Find the lines with "CeXt" in them and copy them out.

***

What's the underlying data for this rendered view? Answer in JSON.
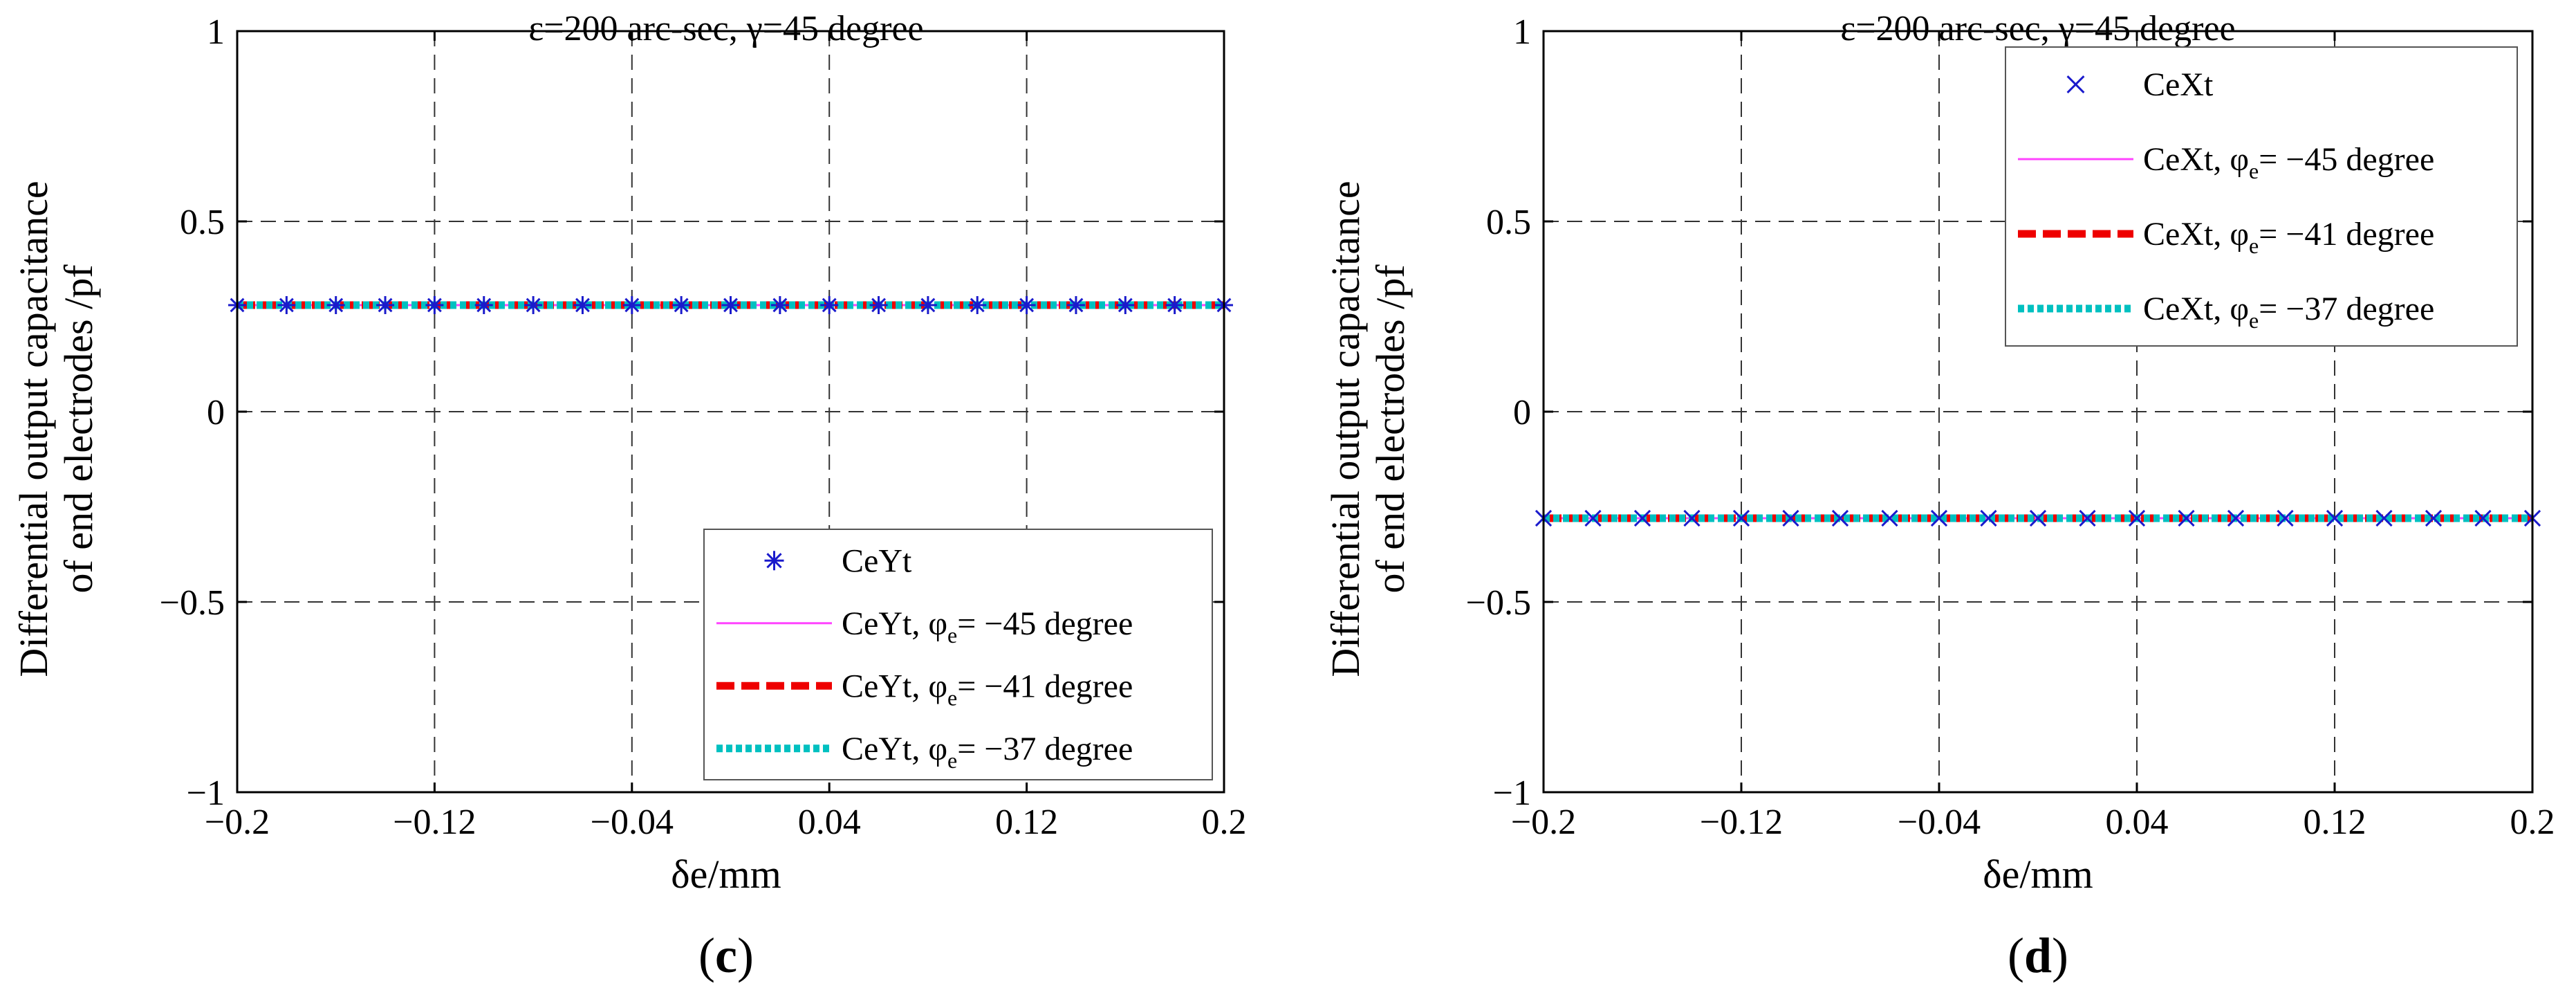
{
  "chart_data": [
    {
      "panel": "(c)",
      "panel_letter": "c",
      "type": "line",
      "title": "ε=200 arc-sec, γ=45 degree",
      "xlabel": "δe/mm",
      "ylabel_line1": "Differential output capacitance",
      "ylabel_line2": "of end electrodes /pf",
      "xlim": [
        -0.2,
        0.2
      ],
      "ylim": [
        -1,
        1
      ],
      "xticks": [
        -0.2,
        -0.12,
        -0.04,
        0.04,
        0.12,
        0.2
      ],
      "xtick_labels": [
        "−0.2",
        "−0.12",
        "−0.04",
        "0.04",
        "0.12",
        "0.2"
      ],
      "yticks": [
        -1,
        -0.5,
        0,
        0.5,
        1
      ],
      "ytick_labels": [
        "−1",
        "−0.5",
        "0",
        "0.5",
        "1"
      ],
      "grid": true,
      "legend_position": "bottom-right",
      "marker_symbol": "asterisk",
      "marker_x": [
        -0.2,
        -0.18,
        -0.16,
        -0.14,
        -0.12,
        -0.1,
        -0.08,
        -0.06,
        -0.04,
        -0.02,
        0.0,
        0.02,
        0.04,
        0.06,
        0.08,
        0.1,
        0.12,
        0.14,
        0.16,
        0.18,
        0.2
      ],
      "series": [
        {
          "name": "CeYt",
          "label_prefix": "CeYt",
          "phi_value": "",
          "label_suffix": "",
          "style": "marker",
          "color": "#1a1acc",
          "value": 0.28
        },
        {
          "name": "CeYt, φe= −45 degree",
          "label_prefix": "CeYt, φ",
          "phi_value": "= −45 degree",
          "label_suffix": "e",
          "style": "thin",
          "color": "#ff44ff",
          "value": 0.28
        },
        {
          "name": "CeYt, φe= −41 degree",
          "label_prefix": "CeYt, φ",
          "phi_value": "= −41 degree",
          "label_suffix": "e",
          "style": "dashed",
          "color": "#ee0000",
          "value": 0.28
        },
        {
          "name": "CeYt, φe= −37 degree",
          "label_prefix": "CeYt, φ",
          "phi_value": "= −37 degree",
          "label_suffix": "e",
          "style": "dotted",
          "color": "#00c0c0",
          "value": 0.28
        }
      ]
    },
    {
      "panel": "(d)",
      "panel_letter": "d",
      "type": "line",
      "title": "ε=200 arc-sec, γ=45 degree",
      "xlabel": "δe/mm",
      "ylabel_line1": "Differential output capacitance",
      "ylabel_line2": "of end electrodes /pf",
      "xlim": [
        -0.2,
        0.2
      ],
      "ylim": [
        -1,
        1
      ],
      "xticks": [
        -0.2,
        -0.12,
        -0.04,
        0.04,
        0.12,
        0.2
      ],
      "xtick_labels": [
        "−0.2",
        "−0.12",
        "−0.04",
        "0.04",
        "0.12",
        "0.2"
      ],
      "yticks": [
        -1,
        -0.5,
        0,
        0.5,
        1
      ],
      "ytick_labels": [
        "−1",
        "−0.5",
        "0",
        "0.5",
        "1"
      ],
      "grid": true,
      "legend_position": "top-right",
      "marker_symbol": "x",
      "marker_x": [
        -0.2,
        -0.18,
        -0.16,
        -0.14,
        -0.12,
        -0.1,
        -0.08,
        -0.06,
        -0.04,
        -0.02,
        0.0,
        0.02,
        0.04,
        0.06,
        0.08,
        0.1,
        0.12,
        0.14,
        0.16,
        0.18,
        0.2
      ],
      "series": [
        {
          "name": "CeXt",
          "label_prefix": "CeXt",
          "phi_value": "",
          "label_suffix": "",
          "style": "marker",
          "color": "#1a1acc",
          "value": -0.28
        },
        {
          "name": "CeXt, φe= −45 degree",
          "label_prefix": "CeXt, φ",
          "phi_value": "= −45 degree",
          "label_suffix": "e",
          "style": "thin",
          "color": "#ff44ff",
          "value": -0.28
        },
        {
          "name": "CeXt, φe= −41 degree",
          "label_prefix": "CeXt, φ",
          "phi_value": "= −41 degree",
          "label_suffix": "e",
          "style": "dashed",
          "color": "#ee0000",
          "value": -0.28
        },
        {
          "name": "CeXt, φe= −37 degree",
          "label_prefix": "CeXt, φ",
          "phi_value": "= −37 degree",
          "label_suffix": "e",
          "style": "dotted",
          "color": "#00c0c0",
          "value": -0.28
        }
      ]
    }
  ]
}
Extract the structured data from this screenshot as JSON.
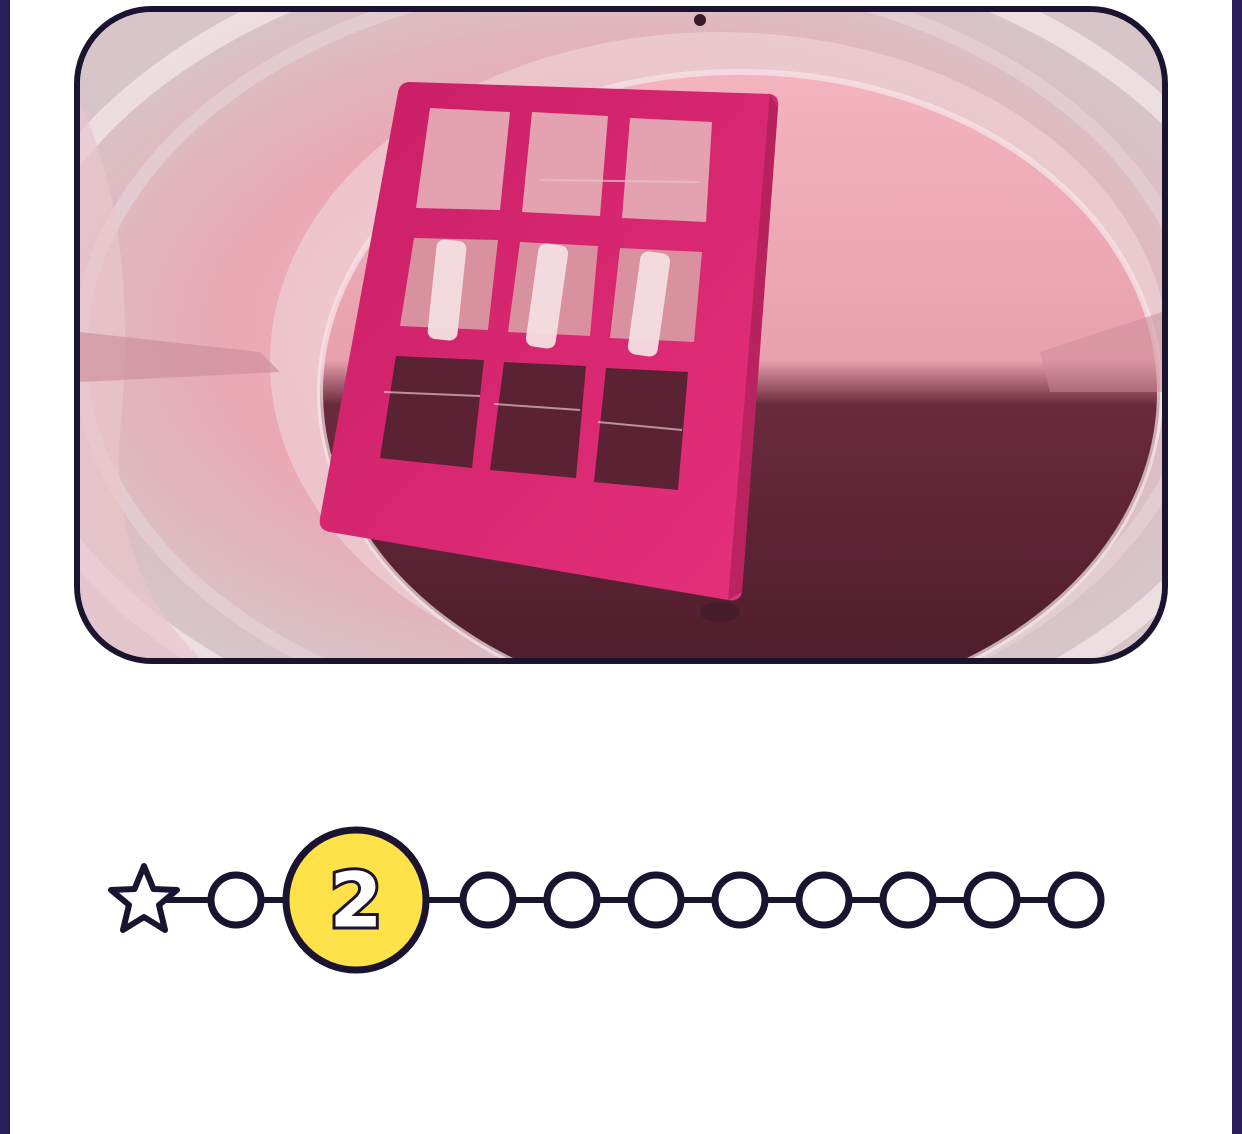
{
  "photo": {
    "name": "culture-well-photo",
    "colors": {
      "medium_light": "#f2b3bd",
      "medium_dark": "#5a2233",
      "scaffold": "#d4306f",
      "scaffold_dark": "#a81f55",
      "dish_rim": "#e9d3d7",
      "frame": "#1b1430"
    }
  },
  "progress": {
    "current_step_label": "2",
    "current_step_index": 1,
    "total_dots": 11,
    "start_icon": "star-icon",
    "colors": {
      "stroke": "#1b1430",
      "active_fill": "#ffe24a",
      "dot_fill": "#ffffff"
    }
  }
}
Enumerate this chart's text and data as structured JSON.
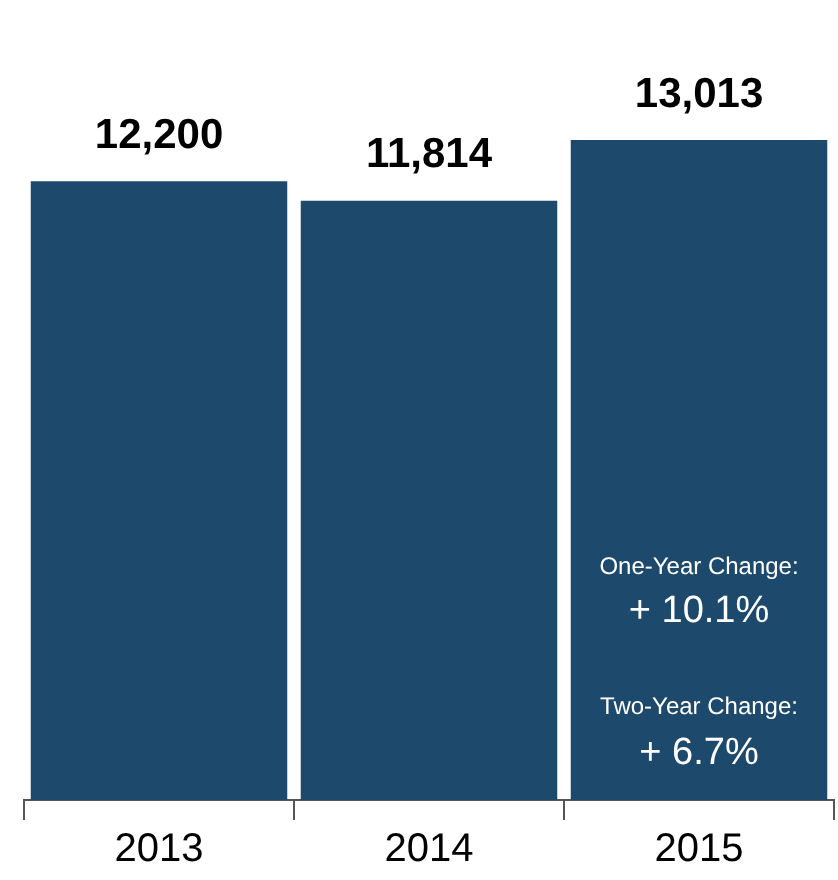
{
  "chart_data": {
    "type": "bar",
    "categories": [
      "2013",
      "2014",
      "2015"
    ],
    "values": [
      12200,
      11814,
      13013
    ],
    "color": "#1d4a6c",
    "value_labels": [
      "12,200",
      "11,814",
      "13,013"
    ],
    "annotations": [
      "One-Year Change:",
      "+ 10.1%",
      "Two-Year Change:",
      "+ 6.7%"
    ]
  }
}
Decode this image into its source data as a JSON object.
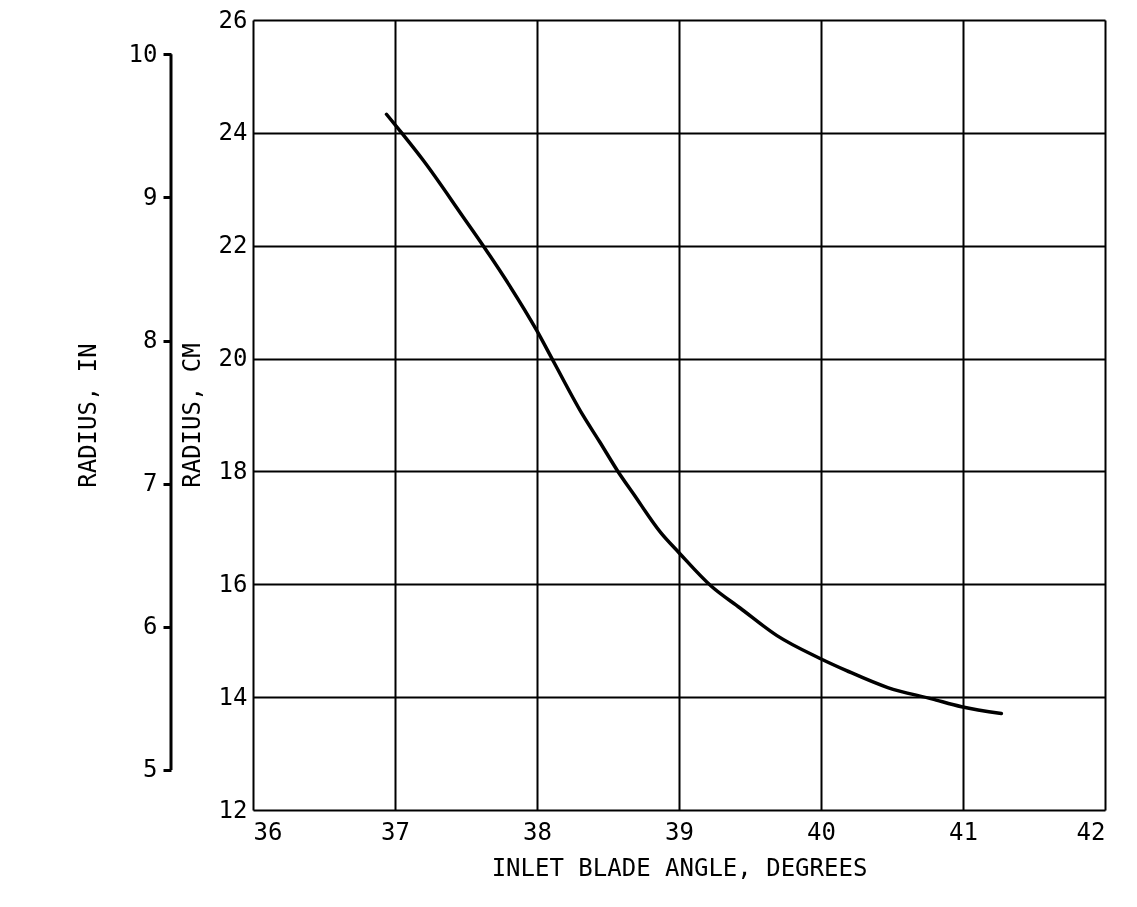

***

** TASK SOLUTION **
          "name": "CeXt",
          "label_prefix": "CeXt",
          "name": "CeXt, φe= −45 degree",
          "label_prefix": "CeXt, φ",
          "name": "CeXt, φe= −41 degree",
          "label_prefix": "CeXt, φ",
          "name": "CeXt, φe= −37 degree",
          "label_prefix": "CeXt, φ",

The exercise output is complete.